**Direction:**
Below is a listing; reproduce each line of it exactly.

— START Extracted material —

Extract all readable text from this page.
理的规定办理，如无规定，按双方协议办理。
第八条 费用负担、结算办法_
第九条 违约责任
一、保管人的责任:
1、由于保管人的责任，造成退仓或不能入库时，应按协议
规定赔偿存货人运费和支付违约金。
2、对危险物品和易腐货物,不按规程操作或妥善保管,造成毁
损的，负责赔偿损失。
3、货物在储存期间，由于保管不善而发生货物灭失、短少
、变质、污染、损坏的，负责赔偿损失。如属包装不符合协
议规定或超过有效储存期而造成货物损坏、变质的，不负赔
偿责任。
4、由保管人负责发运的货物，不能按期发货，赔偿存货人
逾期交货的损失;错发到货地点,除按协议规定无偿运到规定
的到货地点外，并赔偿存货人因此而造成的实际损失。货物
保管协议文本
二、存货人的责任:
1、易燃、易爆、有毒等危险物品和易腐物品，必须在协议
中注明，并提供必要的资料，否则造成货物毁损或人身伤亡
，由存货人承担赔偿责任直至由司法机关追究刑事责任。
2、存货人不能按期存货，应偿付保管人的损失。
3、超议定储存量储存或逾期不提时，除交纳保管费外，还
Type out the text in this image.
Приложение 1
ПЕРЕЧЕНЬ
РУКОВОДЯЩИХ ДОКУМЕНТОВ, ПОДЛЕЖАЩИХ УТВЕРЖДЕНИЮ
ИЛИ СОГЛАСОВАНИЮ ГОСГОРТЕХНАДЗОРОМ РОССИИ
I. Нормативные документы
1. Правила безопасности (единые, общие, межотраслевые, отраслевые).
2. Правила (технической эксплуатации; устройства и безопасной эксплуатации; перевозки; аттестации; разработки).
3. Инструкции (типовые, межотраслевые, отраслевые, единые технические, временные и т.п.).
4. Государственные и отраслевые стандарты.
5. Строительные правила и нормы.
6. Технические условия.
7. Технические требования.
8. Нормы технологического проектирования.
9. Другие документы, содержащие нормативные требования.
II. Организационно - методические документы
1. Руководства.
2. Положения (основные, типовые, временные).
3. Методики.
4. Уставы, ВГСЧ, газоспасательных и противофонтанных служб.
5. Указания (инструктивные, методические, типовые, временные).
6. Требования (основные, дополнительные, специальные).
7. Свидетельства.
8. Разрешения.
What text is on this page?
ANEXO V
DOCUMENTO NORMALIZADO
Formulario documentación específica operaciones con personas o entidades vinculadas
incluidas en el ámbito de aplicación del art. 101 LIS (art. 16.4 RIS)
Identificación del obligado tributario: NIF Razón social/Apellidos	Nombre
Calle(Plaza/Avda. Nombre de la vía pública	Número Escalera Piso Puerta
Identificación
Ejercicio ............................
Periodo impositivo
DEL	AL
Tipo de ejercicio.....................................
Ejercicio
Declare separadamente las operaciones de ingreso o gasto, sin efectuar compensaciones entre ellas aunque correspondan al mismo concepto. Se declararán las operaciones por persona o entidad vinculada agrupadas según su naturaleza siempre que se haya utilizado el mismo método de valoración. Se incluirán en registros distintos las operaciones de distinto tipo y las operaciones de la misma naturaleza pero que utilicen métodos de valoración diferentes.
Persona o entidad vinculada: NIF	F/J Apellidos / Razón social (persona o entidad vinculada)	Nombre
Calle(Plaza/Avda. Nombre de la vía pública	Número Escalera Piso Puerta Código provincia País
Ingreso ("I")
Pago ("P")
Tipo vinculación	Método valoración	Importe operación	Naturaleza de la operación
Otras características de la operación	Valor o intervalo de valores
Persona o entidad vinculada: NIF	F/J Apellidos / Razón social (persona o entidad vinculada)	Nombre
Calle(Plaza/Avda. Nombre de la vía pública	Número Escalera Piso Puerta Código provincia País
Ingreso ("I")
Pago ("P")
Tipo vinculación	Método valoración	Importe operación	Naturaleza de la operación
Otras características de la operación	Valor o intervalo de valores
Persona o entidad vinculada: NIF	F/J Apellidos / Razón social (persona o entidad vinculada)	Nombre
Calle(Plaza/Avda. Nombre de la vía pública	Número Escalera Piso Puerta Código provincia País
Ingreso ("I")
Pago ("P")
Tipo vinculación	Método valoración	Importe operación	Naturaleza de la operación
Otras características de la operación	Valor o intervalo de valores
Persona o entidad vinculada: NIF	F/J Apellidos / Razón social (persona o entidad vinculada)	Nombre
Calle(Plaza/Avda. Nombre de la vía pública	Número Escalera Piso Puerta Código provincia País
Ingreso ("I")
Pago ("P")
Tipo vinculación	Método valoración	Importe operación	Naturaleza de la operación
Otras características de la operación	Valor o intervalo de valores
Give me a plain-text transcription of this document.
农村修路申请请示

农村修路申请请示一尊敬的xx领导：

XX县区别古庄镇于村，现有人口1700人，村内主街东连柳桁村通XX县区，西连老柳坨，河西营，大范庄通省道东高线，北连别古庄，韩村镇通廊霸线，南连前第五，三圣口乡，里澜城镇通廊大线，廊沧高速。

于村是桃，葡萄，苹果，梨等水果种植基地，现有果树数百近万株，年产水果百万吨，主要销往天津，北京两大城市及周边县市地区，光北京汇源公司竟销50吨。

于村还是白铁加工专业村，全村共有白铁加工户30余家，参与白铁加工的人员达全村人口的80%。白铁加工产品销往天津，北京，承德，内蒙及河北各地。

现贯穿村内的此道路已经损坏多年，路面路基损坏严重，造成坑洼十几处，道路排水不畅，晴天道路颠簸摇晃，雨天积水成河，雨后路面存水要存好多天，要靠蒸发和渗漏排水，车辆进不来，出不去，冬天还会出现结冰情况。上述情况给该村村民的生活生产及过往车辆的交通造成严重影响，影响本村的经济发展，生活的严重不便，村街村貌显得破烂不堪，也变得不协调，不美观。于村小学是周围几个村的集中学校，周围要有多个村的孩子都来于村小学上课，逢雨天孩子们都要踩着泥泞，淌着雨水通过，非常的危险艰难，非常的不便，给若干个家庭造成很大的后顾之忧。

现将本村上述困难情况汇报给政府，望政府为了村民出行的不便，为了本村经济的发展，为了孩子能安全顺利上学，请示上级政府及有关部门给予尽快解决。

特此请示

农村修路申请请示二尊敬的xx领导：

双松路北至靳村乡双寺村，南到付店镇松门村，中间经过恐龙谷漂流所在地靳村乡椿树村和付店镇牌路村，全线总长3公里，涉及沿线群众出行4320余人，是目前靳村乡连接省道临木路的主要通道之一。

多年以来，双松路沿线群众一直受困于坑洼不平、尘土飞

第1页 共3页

— END Extracted material —

**Worked solution:**
Extract all readable text from this page.
理的规定办理，如无规定，按双方协议办理。
第八条 费用负担、结算办法_
第九条 违约责任
一、保管人的责任:
1、由于保管人的责任，造成退仓或不能入库时，应按协议
规定赔偿存货人运费和支付违约金。
2、对危险物品和易腐货物,不按规程操作或妥善保管,造成毁
损的，负责赔偿损失。
3、货物在储存期间，由于保管不善而发生货物灭失、短少
、变质、污染、损坏的，负责赔偿损失。如属包装不符合协
议规定或超过有效储存期而造成货物损坏、变质的，不负赔
偿责任。
4、由保管人负责发运的货物，不能按期发货，赔偿存货人
逾期交货的损失;错发到货地点,除按协议规定无偿运到规定
的到货地点外，并赔偿存货人因此而造成的实际损失。货物
保管协议文本
二、存货人的责任:
1、易燃、易爆、有毒等危险物品和易腐物品，必须在协议
中注明，并提供必要的资料，否则造成货物毁损或人身伤亡
，由存货人承担赔偿责任直至由司法机关追究刑事责任。
2、存货人不能按期存货，应偿付保管人的损失。
3、超议定储存量储存或逾期不提时，除交纳保管费外，还
Type out the text in this image.
Приложение 1
ПЕРЕЧЕНЬ
РУКОВОДЯЩИХ ДОКУМЕНТОВ, ПОДЛЕЖАЩИХ УТВЕРЖДЕНИЮ
ИЛИ СОГЛАСОВАНИЮ ГОСГОРТЕХНАДЗОРОМ РОССИИ
I. Нормативные документы
1. Правила безопасности (единые, общие, межотраслевые, отраслевые).
2. Правила (технической эксплуатации; устройства и безопасной эксплуатации; перевозки; аттестации; разработки).
3. Инструкции (типовые, межотраслевые, отраслевые, единые технические, временные и т.п.).
4. Государственные и отраслевые стандарты.
5. Строительные правила и нормы.
6. Технические условия.
7. Технические требования.
8. Нормы технологического проектирования.
9. Другие документы, содержащие нормативные требования.
II. Организационно - методические документы
1. Руководства.
2. Положения (основные, типовые, временные).
3. Методики.
4. Уставы, ВГСЧ, газоспасательных и противофонтанных служб.
5. Указания (инструктивные, методические, типовые, временные).
6. Требования (основные, дополнительные, специальные).
7. Свидетельства.
8. Разрешения.
What text is on this page?
ANEXO V
DOCUMENTO NORMALIZADO
Formulario documentación específica operaciones con personas o entidades vinculadas
incluidas en el ámbito de aplicación del art. 101 LIS (art. 16.4 RIS)
Identificación del obligado tributario: NIF Razón social/Apellidos	Nombre
Calle(Plaza/Avda. Nombre de la vía pública	Número Escalera Piso Puerta
Identificación
Ejercicio ............................
Periodo impositivo
DEL	AL
Tipo de ejercicio.....................................
Ejercicio
Declare separadamente las operaciones de ingreso o gasto, sin efectuar compensaciones entre ellas aunque correspondan al mismo concepto. Se declararán las operaciones por persona o entidad vinculada agrupadas según su naturaleza siempre que se haya utilizado el mismo método de valoración. Se incluirán en registros distintos las operaciones de distinto tipo y las operaciones de la misma naturaleza pero que utilicen métodos de valoración diferentes.
Persona o entidad vinculada: NIF	F/J Apellidos / Razón social (persona o entidad vinculada)	Nombre
Calle(Plaza/Avda. Nombre de la vía pública	Número Escalera Piso Puerta Código provincia País
Ingreso ("I")
Pago ("P")
Tipo vinculación	Método valoración	Importe operación	Naturaleza de la operación
Otras características de la operación	Valor o intervalo de valores
Persona o entidad vinculada: NIF	F/J Apellidos / Razón social (persona o entidad vinculada)	Nombre
Calle(Plaza/Avda. Nombre de la vía pública	Número Escalera Piso Puerta Código provincia País
Ingreso ("I")
Pago ("P")
Tipo vinculación	Método valoración	Importe operación	Naturaleza de la operación
Otras características de la operación	Valor o intervalo de valores
Persona o entidad vinculada: NIF	F/J Apellidos / Razón social (persona o entidad vinculada)	Nombre
Calle(Plaza/Avda. Nombre de la vía pública	Número Escalera Piso Puerta Código provincia País
Ingreso ("I")
Pago ("P")
Tipo vinculación	Método valoración	Importe operación	Naturaleza de la operación
Otras características de la operación	Valor o intervalo de valores
Persona o entidad vinculada: NIF	F/J Apellidos / Razón social (persona o entidad vinculada)	Nombre
Calle(Plaza/Avda. Nombre de la vía pública	Número Escalera Piso Puerta Código provincia País
Ingreso ("I")
Pago ("P")
Tipo vinculación	Método valoración	Importe operación	Naturaleza de la operación
Otras características de la operación	Valor o intervalo de valores
Give me a plain-text transcription of this document.
农村修路申请请示

农村修路申请请示一尊敬的xx领导：

XX县区别古庄镇于村，现有人口1700人，村内主街东连柳桁村通XX县区，西连老柳坨，河西营，大范庄通省道东高线，北连别古庄，韩村镇通廊霸线，南连前第五，三圣口乡，里澜城镇通廊大线，廊沧高速。

于村是桃，葡萄，苹果，梨等水果种植基地，现有果树数百近万株，年产水果百万吨，主要销往天津，北京两大城市及周边县市地区，光北京汇源公司竟销50吨。

于村还是白铁加工专业村，全村共有白铁加工户30余家，参与白铁加工的人员达全村人口的80%。白铁加工产品销往天津，北京，承德，内蒙及河北各地。

现贯穿村内的此道路已经损坏多年，路面路基损坏严重，造成坑洼十几处，道路排水不畅，晴天道路颠簸摇晃，雨天积水成河，雨后路面存水要存好多天，要靠蒸发和渗漏排水，车辆进不来，出不去，冬天还会出现结冰情况。上述情况给该村村民的生活生产及过往车辆的交通造成严重影响，影响本村的经济发展，生活的严重不便，村街村貌显得破烂不堪，也变得不协调，不美观。于村小学是周围几个村的集中学校，周围要有多个村的孩子都来于村小学上课，逢雨天孩子们都要踩着泥泞，淌着雨水通过，非常的危险艰难，非常的不便，给若干个家庭造成很大的后顾之忧。

现将本村上述困难情况汇报给政府，望政府为了村民出行的不便，为了本村经济的发展，为了孩子能安全顺利上学，请示上级政府及有关部门给予尽快解决。

特此请示

农村修路申请请示二尊敬的xx领导：

双松路北至靳村乡双寺村，南到付店镇松门村，中间经过恐龙谷漂流所在地靳村乡椿树村和付店镇牌路村，全线总长3公里，涉及沿线群众出行4320余人，是目前靳村乡连接省道临木路的主要通道之一。

多年以来，双松路沿线群众一直受困于坑洼不平、尘土飞

第1页 共3页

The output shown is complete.